#### [YOUR TASK]
Go through the listing below and gather every line with the word "title".
********************
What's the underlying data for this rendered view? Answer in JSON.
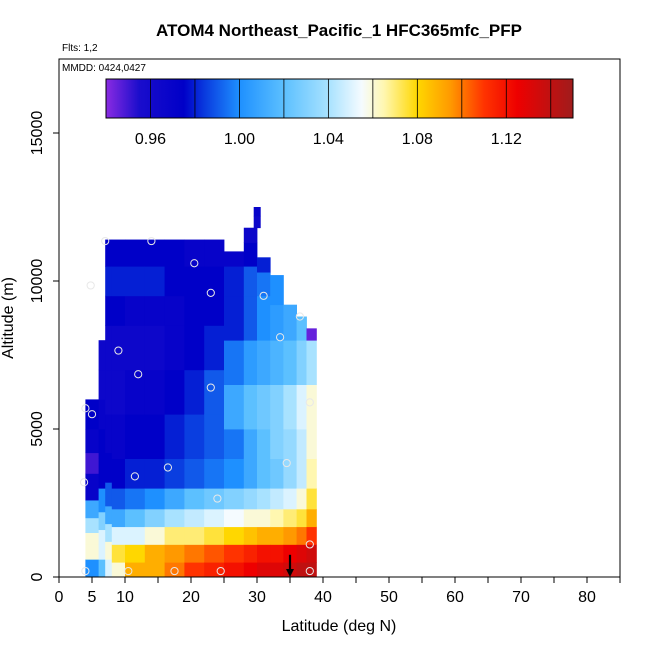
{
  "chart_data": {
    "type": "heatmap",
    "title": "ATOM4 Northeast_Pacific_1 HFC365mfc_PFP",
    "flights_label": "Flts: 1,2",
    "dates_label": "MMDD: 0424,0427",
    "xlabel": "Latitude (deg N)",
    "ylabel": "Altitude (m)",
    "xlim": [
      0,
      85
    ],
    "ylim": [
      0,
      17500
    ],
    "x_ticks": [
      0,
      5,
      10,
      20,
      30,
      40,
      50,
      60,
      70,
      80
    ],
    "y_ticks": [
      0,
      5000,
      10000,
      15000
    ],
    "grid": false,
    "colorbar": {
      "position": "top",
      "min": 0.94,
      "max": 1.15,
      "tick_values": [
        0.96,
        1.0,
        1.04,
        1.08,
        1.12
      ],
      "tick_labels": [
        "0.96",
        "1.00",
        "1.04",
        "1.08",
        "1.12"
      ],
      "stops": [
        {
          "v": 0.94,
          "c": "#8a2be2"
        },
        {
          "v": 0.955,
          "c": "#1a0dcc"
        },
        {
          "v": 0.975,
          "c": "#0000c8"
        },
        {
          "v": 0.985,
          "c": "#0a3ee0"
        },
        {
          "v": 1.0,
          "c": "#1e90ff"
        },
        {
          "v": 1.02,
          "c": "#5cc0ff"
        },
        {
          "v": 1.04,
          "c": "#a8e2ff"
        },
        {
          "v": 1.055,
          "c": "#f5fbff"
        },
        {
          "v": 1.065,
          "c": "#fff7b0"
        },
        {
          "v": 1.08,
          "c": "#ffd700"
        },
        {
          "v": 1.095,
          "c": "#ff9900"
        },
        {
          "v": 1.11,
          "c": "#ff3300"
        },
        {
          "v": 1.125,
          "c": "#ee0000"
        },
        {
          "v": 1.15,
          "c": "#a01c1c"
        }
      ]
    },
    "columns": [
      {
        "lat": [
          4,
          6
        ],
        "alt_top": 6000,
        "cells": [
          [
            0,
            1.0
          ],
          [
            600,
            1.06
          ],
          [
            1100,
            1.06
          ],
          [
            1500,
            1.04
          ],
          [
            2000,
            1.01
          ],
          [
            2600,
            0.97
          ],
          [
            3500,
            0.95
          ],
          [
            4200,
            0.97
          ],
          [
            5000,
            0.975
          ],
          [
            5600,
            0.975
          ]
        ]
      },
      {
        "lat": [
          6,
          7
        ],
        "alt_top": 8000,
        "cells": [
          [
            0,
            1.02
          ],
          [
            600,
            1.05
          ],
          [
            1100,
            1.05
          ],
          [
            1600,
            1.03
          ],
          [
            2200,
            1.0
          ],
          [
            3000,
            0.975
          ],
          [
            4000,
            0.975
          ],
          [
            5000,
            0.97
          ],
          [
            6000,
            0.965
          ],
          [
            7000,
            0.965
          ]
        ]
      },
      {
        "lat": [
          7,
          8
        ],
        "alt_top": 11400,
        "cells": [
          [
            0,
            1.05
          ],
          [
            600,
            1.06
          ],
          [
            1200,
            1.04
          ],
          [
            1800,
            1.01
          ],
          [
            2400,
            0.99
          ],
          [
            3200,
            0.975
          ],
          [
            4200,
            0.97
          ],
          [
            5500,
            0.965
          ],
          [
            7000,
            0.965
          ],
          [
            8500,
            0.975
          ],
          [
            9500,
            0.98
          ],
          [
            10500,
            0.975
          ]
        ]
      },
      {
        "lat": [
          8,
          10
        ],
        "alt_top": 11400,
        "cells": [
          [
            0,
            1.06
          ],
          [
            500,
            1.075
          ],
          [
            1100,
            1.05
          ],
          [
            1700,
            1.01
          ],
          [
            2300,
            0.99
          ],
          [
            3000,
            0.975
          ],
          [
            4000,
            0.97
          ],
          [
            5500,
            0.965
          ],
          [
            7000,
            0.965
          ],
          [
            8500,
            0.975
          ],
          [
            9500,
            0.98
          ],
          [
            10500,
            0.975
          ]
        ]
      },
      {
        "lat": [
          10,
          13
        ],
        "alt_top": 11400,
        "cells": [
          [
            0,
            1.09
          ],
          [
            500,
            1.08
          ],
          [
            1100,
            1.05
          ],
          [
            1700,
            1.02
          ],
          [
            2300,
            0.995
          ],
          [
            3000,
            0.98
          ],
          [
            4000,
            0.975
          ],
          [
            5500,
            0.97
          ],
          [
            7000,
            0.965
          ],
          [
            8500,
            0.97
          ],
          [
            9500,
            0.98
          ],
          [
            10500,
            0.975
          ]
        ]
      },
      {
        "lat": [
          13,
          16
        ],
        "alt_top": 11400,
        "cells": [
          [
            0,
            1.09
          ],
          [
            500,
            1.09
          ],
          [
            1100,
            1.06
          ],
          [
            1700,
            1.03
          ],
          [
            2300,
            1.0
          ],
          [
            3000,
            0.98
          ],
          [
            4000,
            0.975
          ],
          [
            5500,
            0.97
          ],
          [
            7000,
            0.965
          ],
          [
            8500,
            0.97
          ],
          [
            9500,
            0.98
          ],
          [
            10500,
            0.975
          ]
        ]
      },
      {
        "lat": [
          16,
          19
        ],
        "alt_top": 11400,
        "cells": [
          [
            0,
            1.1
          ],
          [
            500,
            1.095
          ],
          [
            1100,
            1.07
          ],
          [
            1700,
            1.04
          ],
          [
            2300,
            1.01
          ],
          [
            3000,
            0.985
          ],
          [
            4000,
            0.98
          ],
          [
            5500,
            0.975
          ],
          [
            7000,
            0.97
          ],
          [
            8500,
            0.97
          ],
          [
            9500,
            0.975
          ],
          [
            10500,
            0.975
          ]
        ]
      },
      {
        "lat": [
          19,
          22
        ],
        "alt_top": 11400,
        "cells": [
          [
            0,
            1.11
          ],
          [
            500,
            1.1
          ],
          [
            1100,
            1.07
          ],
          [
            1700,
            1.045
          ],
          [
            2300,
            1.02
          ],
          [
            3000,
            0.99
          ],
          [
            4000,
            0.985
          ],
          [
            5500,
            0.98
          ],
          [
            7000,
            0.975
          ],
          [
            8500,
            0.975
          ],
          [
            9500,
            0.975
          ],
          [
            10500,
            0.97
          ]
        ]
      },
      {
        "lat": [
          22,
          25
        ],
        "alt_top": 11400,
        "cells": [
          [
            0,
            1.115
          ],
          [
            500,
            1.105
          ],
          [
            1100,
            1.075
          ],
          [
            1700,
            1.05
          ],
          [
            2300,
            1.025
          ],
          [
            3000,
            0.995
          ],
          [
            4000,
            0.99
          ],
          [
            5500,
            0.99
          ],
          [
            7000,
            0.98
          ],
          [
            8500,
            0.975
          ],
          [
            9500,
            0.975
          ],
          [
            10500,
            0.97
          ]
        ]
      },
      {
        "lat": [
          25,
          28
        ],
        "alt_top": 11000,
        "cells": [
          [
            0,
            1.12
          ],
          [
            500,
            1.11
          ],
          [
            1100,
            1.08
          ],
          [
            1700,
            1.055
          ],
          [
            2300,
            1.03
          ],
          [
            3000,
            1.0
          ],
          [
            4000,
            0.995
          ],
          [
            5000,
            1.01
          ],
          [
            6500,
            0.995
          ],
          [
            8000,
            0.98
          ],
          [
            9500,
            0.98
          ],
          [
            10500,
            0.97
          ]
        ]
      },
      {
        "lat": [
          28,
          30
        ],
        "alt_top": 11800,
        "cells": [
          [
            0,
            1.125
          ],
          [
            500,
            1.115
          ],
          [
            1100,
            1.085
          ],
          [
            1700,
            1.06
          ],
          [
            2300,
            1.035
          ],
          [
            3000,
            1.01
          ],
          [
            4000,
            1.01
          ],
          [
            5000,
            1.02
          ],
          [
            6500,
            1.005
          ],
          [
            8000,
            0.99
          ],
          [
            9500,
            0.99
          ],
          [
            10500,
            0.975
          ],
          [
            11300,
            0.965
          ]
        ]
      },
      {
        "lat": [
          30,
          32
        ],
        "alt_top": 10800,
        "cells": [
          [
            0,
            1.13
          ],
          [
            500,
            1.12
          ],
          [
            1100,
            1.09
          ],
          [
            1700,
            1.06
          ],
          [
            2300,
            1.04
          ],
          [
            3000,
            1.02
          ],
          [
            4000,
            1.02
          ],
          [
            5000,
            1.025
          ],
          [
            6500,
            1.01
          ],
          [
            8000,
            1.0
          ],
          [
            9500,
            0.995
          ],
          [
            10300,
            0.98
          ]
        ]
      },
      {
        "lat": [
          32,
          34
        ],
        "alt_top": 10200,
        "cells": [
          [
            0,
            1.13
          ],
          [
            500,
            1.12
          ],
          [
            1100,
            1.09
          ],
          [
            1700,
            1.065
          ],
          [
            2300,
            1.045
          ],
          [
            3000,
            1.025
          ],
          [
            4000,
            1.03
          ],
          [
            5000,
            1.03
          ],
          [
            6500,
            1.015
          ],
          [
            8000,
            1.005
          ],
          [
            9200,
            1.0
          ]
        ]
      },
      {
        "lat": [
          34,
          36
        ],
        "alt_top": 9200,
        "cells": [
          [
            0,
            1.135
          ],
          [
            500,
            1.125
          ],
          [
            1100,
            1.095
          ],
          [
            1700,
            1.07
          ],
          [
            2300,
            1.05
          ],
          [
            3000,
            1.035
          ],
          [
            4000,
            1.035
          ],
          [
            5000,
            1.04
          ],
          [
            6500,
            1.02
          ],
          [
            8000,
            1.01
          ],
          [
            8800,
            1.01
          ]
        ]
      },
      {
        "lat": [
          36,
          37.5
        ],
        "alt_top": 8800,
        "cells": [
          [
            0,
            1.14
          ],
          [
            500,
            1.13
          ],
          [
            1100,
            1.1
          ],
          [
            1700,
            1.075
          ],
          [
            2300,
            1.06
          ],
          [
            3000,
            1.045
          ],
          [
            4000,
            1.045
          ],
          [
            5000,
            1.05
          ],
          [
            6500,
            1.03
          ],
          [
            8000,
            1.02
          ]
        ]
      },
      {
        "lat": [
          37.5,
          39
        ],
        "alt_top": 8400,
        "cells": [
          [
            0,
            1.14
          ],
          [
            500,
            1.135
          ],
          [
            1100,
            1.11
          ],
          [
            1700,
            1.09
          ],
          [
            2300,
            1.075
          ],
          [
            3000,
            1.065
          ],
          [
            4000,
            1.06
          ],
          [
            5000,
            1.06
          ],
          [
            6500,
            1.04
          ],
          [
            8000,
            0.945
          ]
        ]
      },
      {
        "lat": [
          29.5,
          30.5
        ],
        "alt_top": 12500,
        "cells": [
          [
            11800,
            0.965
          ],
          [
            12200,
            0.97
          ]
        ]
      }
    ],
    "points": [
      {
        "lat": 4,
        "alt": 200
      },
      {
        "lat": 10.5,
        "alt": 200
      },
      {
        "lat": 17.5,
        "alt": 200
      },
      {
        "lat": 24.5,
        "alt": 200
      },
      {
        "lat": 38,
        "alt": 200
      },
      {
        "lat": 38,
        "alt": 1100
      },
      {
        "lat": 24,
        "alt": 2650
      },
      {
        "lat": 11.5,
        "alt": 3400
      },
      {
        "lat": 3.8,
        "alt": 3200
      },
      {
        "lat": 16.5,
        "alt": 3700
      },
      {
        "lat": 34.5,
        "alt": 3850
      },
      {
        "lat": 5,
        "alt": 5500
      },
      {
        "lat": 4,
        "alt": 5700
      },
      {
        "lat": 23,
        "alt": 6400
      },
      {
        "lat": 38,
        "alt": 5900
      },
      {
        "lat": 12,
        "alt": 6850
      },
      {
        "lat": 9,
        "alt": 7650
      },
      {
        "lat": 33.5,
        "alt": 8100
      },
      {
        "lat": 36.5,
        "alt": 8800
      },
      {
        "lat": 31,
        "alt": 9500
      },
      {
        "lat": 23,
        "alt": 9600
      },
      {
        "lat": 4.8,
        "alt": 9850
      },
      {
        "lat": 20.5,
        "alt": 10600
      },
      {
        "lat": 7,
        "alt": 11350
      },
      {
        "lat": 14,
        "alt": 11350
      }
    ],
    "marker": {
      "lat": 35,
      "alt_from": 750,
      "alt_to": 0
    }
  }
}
********************
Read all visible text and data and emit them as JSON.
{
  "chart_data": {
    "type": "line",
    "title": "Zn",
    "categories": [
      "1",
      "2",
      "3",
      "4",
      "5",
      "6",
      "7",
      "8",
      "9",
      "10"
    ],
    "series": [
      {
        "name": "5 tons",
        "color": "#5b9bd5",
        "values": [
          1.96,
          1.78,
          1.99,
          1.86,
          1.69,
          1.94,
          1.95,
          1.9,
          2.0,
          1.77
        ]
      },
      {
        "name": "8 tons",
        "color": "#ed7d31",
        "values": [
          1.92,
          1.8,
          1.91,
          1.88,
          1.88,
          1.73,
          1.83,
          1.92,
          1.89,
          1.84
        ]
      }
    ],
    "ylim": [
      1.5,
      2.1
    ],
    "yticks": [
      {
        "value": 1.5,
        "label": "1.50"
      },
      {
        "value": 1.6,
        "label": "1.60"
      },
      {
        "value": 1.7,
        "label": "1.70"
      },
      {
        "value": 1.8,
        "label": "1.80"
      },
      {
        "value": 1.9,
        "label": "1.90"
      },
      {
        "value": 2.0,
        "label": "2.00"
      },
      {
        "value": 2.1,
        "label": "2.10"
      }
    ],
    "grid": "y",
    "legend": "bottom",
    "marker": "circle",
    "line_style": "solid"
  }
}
********************
#### [RESPONSE TO THIS TASK]
    "title": "ATOM4 Northeast_Pacific_1 HFC365mfc_PFP",
    "title": "Zn",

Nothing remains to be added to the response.